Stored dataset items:
START

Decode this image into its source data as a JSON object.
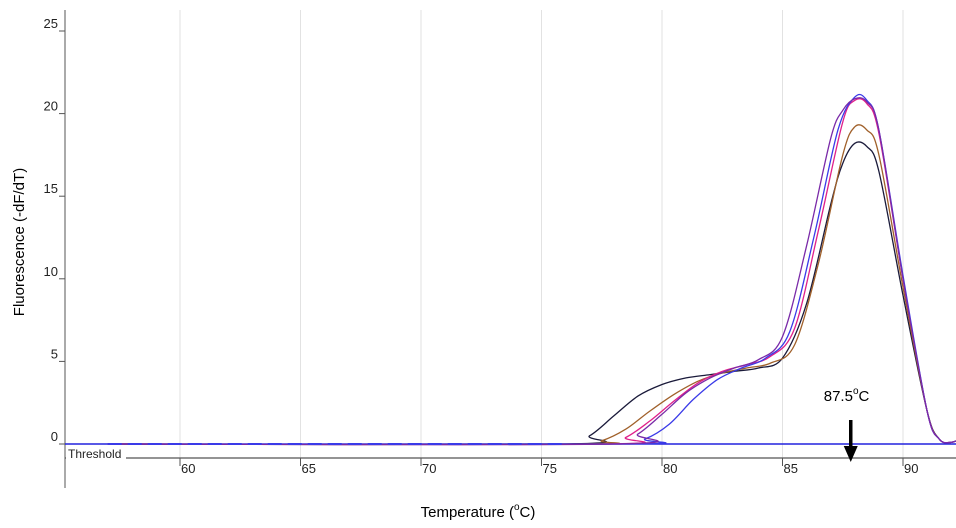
{
  "chart_data": {
    "type": "line",
    "xlabel": "Temperature (",
    "xlabel_sup": "o",
    "xlabel_end": "C)",
    "ylabel": "Fluorescence  (-dF/dT)",
    "xlim": [
      55.5,
      92.5
    ],
    "ylim": [
      -0.5,
      26
    ],
    "x_ticks": [
      60,
      65,
      70,
      75,
      80,
      85,
      90
    ],
    "x_tick_labels": [
      "60",
      "65",
      "70",
      "75",
      "80",
      "85",
      "90"
    ],
    "y_ticks": [
      0,
      5,
      10,
      15,
      20,
      25
    ],
    "y_tick_labels": [
      "0",
      "5",
      "10",
      "15",
      "20",
      "25"
    ],
    "grid": "vertical",
    "threshold": {
      "label": "Threshold",
      "value": 0,
      "color": "#2222dd"
    },
    "annotation": {
      "text_main": "87.5",
      "text_sup": "o",
      "text_end": "C",
      "x": 87.5
    },
    "series": [
      {
        "color": "#1a1a3a",
        "x": [
          57,
          76,
          77,
          78,
          79,
          80,
          81,
          82,
          83,
          84,
          85,
          86,
          87,
          87.5,
          88,
          88.5,
          89,
          90,
          91,
          91.5,
          92,
          92.5
        ],
        "y": [
          0,
          0,
          0.5,
          1.7,
          2.9,
          3.6,
          4.0,
          4.2,
          4.4,
          4.6,
          5.2,
          8.5,
          14.5,
          17,
          18.2,
          18.0,
          16.5,
          9.0,
          2.0,
          0.3,
          0.1,
          0.4
        ]
      },
      {
        "color": "#a0602a",
        "x": [
          57,
          76.5,
          77.5,
          78.5,
          79.5,
          80.5,
          81.5,
          82.5,
          83.5,
          84.5,
          85.5,
          86.5,
          87.5,
          88,
          88.5,
          89,
          90,
          91,
          91.5,
          92,
          92.5
        ],
        "y": [
          0,
          0,
          0.2,
          0.9,
          2.0,
          3.0,
          3.8,
          4.3,
          4.6,
          4.9,
          6.0,
          11.0,
          17.5,
          19.2,
          19.0,
          17.5,
          9.5,
          2.0,
          0.3,
          0.1,
          0.4
        ]
      },
      {
        "color": "#e0208a",
        "x": [
          57,
          77.5,
          78.5,
          79.5,
          80.5,
          81.5,
          82.5,
          83.5,
          84.5,
          85.5,
          86.5,
          87.5,
          88,
          88.5,
          89,
          90,
          91,
          91.5,
          92,
          92.5
        ],
        "y": [
          0,
          0,
          0.4,
          1.4,
          2.6,
          3.7,
          4.4,
          4.8,
          5.3,
          7.0,
          13.0,
          19.5,
          20.8,
          20.6,
          18.8,
          10.0,
          2.0,
          0.3,
          0.1,
          0.4
        ]
      },
      {
        "color": "#3a3ae8",
        "x": [
          57,
          78.3,
          79.3,
          80.3,
          81.3,
          82.3,
          83.3,
          84.3,
          85.3,
          86.3,
          87.3,
          88,
          88.5,
          89,
          90,
          91,
          91.5,
          92,
          92.5
        ],
        "y": [
          0,
          0,
          0.3,
          1.2,
          2.7,
          3.9,
          4.6,
          5.2,
          6.8,
          12.5,
          19.0,
          21.0,
          20.8,
          19.0,
          10.2,
          2.0,
          0.3,
          0.1,
          0.4
        ]
      },
      {
        "color": "#7a2aa8",
        "x": [
          57,
          78,
          79,
          80,
          81,
          82,
          83,
          84,
          85,
          86,
          87,
          87.5,
          88,
          88.5,
          89,
          90,
          91,
          91.5,
          92,
          92.5
        ],
        "y": [
          0,
          0,
          0.6,
          1.8,
          3.1,
          4.0,
          4.6,
          5.1,
          6.5,
          12.0,
          18.5,
          20.2,
          20.9,
          20.7,
          19.0,
          10.0,
          2.0,
          0.3,
          0.1,
          0.4
        ]
      }
    ]
  }
}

END

§ **SHORT EXERCISE**: Copy out each line in the listing that has the word "color".

§ **SOLVED EXERCISE**:
      "color": "#2222dd"
        "color": "#1a1a3a",
        "color": "#a0602a",
        "color": "#e0208a",
        "color": "#3a3ae8",
        "color": "#7a2aa8",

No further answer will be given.